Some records
····················

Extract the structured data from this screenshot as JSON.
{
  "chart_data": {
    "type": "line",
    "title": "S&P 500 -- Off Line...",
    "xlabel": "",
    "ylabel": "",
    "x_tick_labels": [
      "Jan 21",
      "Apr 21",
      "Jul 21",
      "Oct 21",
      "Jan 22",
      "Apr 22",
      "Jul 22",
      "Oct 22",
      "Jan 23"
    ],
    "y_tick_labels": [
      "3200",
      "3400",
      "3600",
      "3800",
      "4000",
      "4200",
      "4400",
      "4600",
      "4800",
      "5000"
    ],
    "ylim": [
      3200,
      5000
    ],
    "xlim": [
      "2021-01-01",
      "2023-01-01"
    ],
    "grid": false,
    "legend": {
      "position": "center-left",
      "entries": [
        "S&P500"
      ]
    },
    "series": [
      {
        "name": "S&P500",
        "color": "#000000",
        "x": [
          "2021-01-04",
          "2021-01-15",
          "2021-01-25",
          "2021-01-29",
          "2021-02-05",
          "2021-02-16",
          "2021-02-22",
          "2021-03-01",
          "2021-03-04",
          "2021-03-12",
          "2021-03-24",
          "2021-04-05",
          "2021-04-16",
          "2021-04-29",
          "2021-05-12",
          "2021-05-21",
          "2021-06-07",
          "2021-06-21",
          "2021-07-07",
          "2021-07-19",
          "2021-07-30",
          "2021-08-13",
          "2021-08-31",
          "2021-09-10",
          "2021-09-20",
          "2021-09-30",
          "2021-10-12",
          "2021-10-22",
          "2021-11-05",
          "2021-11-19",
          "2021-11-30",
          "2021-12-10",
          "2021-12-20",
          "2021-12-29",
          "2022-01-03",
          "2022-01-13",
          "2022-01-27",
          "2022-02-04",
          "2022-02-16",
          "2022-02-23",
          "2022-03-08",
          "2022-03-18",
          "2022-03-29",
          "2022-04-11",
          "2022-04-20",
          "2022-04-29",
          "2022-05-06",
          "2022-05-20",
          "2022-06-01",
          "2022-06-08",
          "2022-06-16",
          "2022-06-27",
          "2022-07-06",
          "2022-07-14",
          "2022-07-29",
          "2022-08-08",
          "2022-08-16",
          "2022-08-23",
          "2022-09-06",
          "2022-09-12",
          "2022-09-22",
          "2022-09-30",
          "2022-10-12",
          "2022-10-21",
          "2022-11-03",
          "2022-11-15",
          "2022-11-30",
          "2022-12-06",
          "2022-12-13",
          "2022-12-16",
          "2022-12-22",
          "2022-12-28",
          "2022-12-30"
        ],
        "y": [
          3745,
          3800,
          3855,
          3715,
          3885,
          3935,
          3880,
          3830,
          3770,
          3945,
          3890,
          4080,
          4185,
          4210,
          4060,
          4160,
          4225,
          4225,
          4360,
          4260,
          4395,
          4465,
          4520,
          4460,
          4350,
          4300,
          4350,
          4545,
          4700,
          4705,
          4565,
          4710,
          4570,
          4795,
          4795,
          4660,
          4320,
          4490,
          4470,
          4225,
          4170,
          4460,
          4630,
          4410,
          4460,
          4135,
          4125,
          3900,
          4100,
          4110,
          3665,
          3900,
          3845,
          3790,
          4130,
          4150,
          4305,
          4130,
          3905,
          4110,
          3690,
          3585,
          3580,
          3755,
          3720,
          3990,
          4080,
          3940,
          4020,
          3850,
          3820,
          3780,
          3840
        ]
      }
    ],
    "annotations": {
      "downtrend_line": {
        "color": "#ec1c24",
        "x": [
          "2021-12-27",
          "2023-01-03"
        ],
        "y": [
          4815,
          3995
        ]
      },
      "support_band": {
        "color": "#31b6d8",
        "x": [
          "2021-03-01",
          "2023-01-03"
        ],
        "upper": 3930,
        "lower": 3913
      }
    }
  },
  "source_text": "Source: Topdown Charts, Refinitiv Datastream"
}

····················

• _REQUIRED WORK_
In the listing, find each line with the string "color" and copy it.

• _ANSWER TO THE PROBLEM_
        "color": "#000000",
        "color": "#ec1c24",
        "color": "#31b6d8",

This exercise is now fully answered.